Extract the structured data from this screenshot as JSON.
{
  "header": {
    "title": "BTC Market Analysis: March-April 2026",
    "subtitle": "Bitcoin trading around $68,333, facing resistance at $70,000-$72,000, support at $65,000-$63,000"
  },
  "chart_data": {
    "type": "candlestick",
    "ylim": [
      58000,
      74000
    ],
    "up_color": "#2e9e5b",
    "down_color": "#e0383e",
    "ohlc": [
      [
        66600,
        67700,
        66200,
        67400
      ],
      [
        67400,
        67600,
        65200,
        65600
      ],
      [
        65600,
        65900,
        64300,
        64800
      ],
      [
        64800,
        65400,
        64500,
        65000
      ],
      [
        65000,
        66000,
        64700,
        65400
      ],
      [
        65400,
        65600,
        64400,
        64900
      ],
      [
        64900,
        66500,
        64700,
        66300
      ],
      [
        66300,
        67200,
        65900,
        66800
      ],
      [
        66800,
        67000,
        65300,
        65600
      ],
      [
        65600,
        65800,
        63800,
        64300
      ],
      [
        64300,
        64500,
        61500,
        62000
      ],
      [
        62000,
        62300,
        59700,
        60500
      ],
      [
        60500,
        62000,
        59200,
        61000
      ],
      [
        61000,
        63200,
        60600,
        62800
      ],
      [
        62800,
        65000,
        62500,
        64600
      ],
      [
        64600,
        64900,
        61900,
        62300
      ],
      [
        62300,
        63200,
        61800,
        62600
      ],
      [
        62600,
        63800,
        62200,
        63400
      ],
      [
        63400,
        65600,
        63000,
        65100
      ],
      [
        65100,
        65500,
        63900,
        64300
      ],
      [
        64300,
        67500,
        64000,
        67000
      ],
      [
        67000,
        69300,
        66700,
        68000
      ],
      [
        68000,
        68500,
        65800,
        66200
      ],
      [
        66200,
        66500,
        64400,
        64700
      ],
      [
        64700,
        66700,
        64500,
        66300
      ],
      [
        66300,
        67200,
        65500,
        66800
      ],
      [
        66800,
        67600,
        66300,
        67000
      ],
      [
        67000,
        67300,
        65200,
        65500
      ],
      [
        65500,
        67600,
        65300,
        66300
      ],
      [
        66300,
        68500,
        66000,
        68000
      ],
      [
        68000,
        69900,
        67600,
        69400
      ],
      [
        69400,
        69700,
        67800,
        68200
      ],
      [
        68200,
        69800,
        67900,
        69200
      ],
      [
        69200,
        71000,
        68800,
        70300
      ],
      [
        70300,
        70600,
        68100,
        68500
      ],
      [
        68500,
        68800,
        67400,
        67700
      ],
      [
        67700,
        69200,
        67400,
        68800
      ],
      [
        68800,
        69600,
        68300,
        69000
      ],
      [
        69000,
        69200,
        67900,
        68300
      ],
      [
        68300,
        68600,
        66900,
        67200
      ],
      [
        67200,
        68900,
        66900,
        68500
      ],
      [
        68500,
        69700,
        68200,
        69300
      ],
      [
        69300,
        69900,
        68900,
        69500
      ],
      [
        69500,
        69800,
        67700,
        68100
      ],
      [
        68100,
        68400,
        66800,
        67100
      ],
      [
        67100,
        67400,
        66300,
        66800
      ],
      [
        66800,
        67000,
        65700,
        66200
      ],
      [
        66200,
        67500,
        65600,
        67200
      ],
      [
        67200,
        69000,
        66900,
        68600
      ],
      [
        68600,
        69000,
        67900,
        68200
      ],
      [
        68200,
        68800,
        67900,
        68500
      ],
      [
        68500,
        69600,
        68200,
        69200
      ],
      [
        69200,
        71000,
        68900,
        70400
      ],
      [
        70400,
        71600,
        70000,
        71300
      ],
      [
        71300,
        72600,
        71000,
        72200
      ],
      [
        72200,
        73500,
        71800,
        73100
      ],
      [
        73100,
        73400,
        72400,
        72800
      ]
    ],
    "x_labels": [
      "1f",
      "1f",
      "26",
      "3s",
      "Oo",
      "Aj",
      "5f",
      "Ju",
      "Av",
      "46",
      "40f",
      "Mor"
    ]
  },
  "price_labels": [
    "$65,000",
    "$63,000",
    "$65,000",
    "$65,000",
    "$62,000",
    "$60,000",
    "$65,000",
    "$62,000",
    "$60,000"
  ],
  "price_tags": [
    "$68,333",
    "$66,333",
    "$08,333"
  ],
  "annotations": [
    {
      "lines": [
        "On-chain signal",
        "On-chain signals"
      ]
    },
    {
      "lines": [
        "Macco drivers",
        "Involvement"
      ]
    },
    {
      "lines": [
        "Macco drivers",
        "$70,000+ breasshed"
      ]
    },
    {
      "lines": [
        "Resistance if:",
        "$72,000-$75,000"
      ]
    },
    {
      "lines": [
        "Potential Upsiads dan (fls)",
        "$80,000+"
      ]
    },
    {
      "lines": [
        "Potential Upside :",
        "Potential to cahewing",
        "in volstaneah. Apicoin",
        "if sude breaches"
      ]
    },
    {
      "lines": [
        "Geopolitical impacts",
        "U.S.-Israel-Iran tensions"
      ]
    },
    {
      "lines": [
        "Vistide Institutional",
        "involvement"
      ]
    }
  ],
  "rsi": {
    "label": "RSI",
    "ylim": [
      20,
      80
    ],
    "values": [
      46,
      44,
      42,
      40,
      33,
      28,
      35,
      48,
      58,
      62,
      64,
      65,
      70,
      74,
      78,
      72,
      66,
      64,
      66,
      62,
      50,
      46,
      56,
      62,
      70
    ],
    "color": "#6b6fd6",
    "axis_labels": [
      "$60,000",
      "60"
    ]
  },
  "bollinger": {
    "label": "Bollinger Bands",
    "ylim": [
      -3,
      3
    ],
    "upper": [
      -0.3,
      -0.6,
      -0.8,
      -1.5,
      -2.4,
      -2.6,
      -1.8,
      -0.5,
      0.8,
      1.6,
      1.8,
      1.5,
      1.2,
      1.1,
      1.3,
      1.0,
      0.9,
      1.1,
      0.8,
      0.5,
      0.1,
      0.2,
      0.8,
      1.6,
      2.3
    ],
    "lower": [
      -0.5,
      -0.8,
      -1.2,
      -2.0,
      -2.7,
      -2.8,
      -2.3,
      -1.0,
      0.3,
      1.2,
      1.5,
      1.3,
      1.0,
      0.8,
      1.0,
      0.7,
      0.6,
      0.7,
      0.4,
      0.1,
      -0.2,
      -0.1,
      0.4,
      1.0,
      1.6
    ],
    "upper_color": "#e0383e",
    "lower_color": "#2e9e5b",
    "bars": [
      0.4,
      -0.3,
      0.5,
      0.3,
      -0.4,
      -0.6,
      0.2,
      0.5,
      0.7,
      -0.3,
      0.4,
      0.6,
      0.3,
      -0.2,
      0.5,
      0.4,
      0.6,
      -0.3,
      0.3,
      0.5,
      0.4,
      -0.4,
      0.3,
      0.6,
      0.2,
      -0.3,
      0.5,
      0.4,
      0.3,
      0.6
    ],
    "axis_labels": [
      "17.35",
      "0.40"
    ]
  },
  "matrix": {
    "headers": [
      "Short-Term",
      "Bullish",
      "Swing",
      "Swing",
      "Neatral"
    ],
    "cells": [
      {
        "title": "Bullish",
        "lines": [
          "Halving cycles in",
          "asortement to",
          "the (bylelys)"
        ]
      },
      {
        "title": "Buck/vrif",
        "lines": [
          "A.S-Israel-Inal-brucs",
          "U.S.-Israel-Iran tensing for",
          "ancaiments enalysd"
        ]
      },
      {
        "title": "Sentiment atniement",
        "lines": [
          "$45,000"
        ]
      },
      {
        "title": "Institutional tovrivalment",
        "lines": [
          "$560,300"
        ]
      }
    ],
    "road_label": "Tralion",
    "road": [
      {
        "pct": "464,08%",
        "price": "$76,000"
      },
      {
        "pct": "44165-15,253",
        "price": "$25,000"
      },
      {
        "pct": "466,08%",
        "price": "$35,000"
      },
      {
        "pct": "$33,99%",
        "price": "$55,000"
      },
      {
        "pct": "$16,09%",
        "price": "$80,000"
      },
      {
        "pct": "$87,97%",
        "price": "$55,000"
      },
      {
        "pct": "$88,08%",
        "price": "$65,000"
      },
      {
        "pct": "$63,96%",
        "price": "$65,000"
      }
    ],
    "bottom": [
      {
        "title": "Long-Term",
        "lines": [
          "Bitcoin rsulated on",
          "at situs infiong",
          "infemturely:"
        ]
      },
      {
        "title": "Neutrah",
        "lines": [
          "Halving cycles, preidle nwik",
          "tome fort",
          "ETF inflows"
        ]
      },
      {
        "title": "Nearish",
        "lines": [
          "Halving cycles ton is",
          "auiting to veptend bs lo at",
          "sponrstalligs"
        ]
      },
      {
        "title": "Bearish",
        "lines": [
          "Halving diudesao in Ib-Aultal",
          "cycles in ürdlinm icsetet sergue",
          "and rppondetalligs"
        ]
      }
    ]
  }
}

WHAT IS BEING ASKED =>
Show each line holding the word "cycles".

TASK SOLUTION =>
          "Halving cycles in",
          "Halving cycles, preidle nwik",
          "Halving cycles ton is",
          "cycles in ürdlinm icsetet sergue",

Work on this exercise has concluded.